## THE REQUEST
Print the stretch of the listing from the line containing "navigator-collapse-icon[interactable]: ▽ <box>14" through the line containing "look-label: Burnt B&W", both included, copying each line unchanged.

Annotated region listings

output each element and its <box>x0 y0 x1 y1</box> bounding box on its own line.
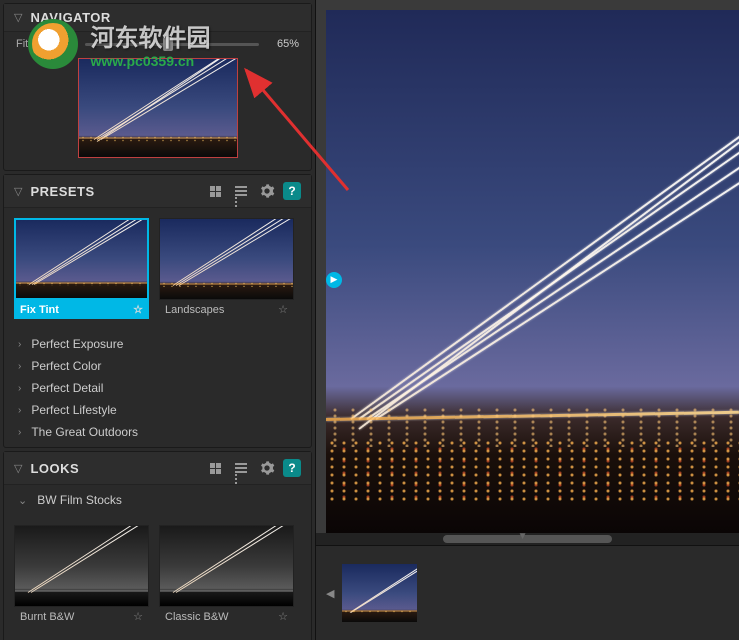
navigator-collapse-icon[interactable]: ▽ <box>14 11 22 24</box>
preset-category[interactable]: ›The Great Outdoors <box>4 421 311 443</box>
filmstrip: ◀ <box>316 545 739 640</box>
preset-thumb-fix-tint[interactable]: Fix Tint ☆ <box>14 218 149 319</box>
filmstrip-prev-icon[interactable]: ◀ <box>326 587 334 600</box>
looks-panel: ▽ LOOKS ? ⌄ BW Film Stocks <box>3 451 312 640</box>
preset-category[interactable]: ›Perfect Detail <box>4 377 311 399</box>
look-label: Classic B&W <box>165 611 229 623</box>
looks-collapse-icon[interactable]: ▽ <box>14 462 22 475</box>
look-thumb-burnt-bw[interactable]: Burnt B&W ☆ <box>14 525 149 626</box>
preset-label: Fix Tint <box>20 304 59 316</box>
presets-collapse-icon[interactable]: ▽ <box>14 185 22 198</box>
looks-subcategory[interactable]: ⌄ BW Film Stocks <box>4 485 311 515</box>
grid-view-icon[interactable] <box>205 181 225 201</box>
favorite-icon[interactable]: ☆ <box>278 303 288 316</box>
zoom-value: 65% <box>269 38 299 50</box>
look-thumb-classic-bw[interactable]: Classic B&W ☆ <box>159 525 294 626</box>
watermark-overlay: 河东软件园 www.pc0359.cn <box>28 18 210 69</box>
help-icon[interactable]: ? <box>283 459 301 477</box>
navigator-preview[interactable] <box>78 58 238 158</box>
main-area: ▶ ▼ ◀ <box>316 0 739 640</box>
preset-category[interactable]: ›Perfect Exposure <box>4 333 311 355</box>
list-view-icon[interactable] <box>231 458 251 478</box>
preset-thumb-landscapes[interactable]: Landscapes ☆ <box>159 218 294 319</box>
favorite-icon[interactable]: ☆ <box>278 610 288 623</box>
main-image-preview[interactable]: ▶ <box>326 10 739 533</box>
filmstrip-thumb[interactable] <box>342 564 417 622</box>
watermark-title: 河东软件园 <box>90 18 210 53</box>
preset-category[interactable]: ›Perfect Lifestyle <box>4 399 311 421</box>
favorite-icon[interactable]: ☆ <box>133 303 143 316</box>
grid-view-icon[interactable] <box>205 458 225 478</box>
preset-label: Landscapes <box>165 304 224 316</box>
gear-icon[interactable] <box>257 181 277 201</box>
preset-category[interactable]: ›Perfect Color <box>4 355 311 377</box>
left-sidebar: ▽ NAVIGATOR Fit | Percent 65% <box>0 0 316 640</box>
presets-title: PRESETS <box>30 184 205 199</box>
presets-panel: ▽ PRESETS ? <box>3 174 312 448</box>
look-label: Burnt B&W <box>20 611 74 623</box>
horizontal-scrollbar[interactable]: ▼ <box>316 533 739 545</box>
list-view-icon[interactable] <box>231 181 251 201</box>
favorite-icon[interactable]: ☆ <box>133 610 143 623</box>
help-icon[interactable]: ? <box>283 182 301 200</box>
watermark-logo-icon <box>28 19 78 69</box>
gear-icon[interactable] <box>257 458 277 478</box>
looks-title: LOOKS <box>30 461 205 476</box>
expand-handle-icon[interactable]: ▶ <box>326 272 342 288</box>
watermark-url: www.pc0359.cn <box>90 53 210 69</box>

## EXERCISE SOLUTION
navigator-collapse-icon[interactable]: ▽ <box>14 11 22 24</box>
preset-category[interactable]: ›The Great Outdoors <box>4 421 311 443</box>
filmstrip: ◀ <box>316 545 739 640</box>
preset-thumb-fix-tint[interactable]: Fix Tint ☆ <box>14 218 149 319</box>
filmstrip-prev-icon[interactable]: ◀ <box>326 587 334 600</box>
looks-panel: ▽ LOOKS ? ⌄ BW Film Stocks <box>3 451 312 640</box>
preset-category[interactable]: ›Perfect Detail <box>4 377 311 399</box>
look-label: Classic B&W <box>165 611 229 623</box>
looks-collapse-icon[interactable]: ▽ <box>14 462 22 475</box>
look-thumb-burnt-bw[interactable]: Burnt B&W ☆ <box>14 525 149 626</box>
preset-label: Fix Tint <box>20 304 59 316</box>
presets-collapse-icon[interactable]: ▽ <box>14 185 22 198</box>
looks-subcategory[interactable]: ⌄ BW Film Stocks <box>4 485 311 515</box>
grid-view-icon[interactable] <box>205 181 225 201</box>
favorite-icon[interactable]: ☆ <box>278 303 288 316</box>
zoom-value: 65% <box>269 38 299 50</box>
look-thumb-classic-bw[interactable]: Classic B&W ☆ <box>159 525 294 626</box>
watermark-overlay: 河东软件园 www.pc0359.cn <box>28 18 210 69</box>
help-icon[interactable]: ? <box>283 459 301 477</box>
navigator-preview[interactable] <box>78 58 238 158</box>
main-area: ▶ ▼ ◀ <box>316 0 739 640</box>
preset-category[interactable]: ›Perfect Exposure <box>4 333 311 355</box>
list-view-icon[interactable] <box>231 458 251 478</box>
preset-thumb-landscapes[interactable]: Landscapes ☆ <box>159 218 294 319</box>
favorite-icon[interactable]: ☆ <box>278 610 288 623</box>
main-image-preview[interactable]: ▶ <box>326 10 739 533</box>
filmstrip-thumb[interactable] <box>342 564 417 622</box>
watermark-title: 河东软件园 <box>90 18 210 53</box>
preset-category[interactable]: ›Perfect Lifestyle <box>4 399 311 421</box>
favorite-icon[interactable]: ☆ <box>133 303 143 316</box>
grid-view-icon[interactable] <box>205 458 225 478</box>
preset-label: Landscapes <box>165 304 224 316</box>
gear-icon[interactable] <box>257 181 277 201</box>
preset-category[interactable]: ›Perfect Color <box>4 355 311 377</box>
left-sidebar: ▽ NAVIGATOR Fit | Percent 65% <box>0 0 316 640</box>
presets-title: PRESETS <box>30 184 205 199</box>
presets-panel: ▽ PRESETS ? <box>3 174 312 448</box>
look-label: Burnt B&W <box>20 611 74 623</box>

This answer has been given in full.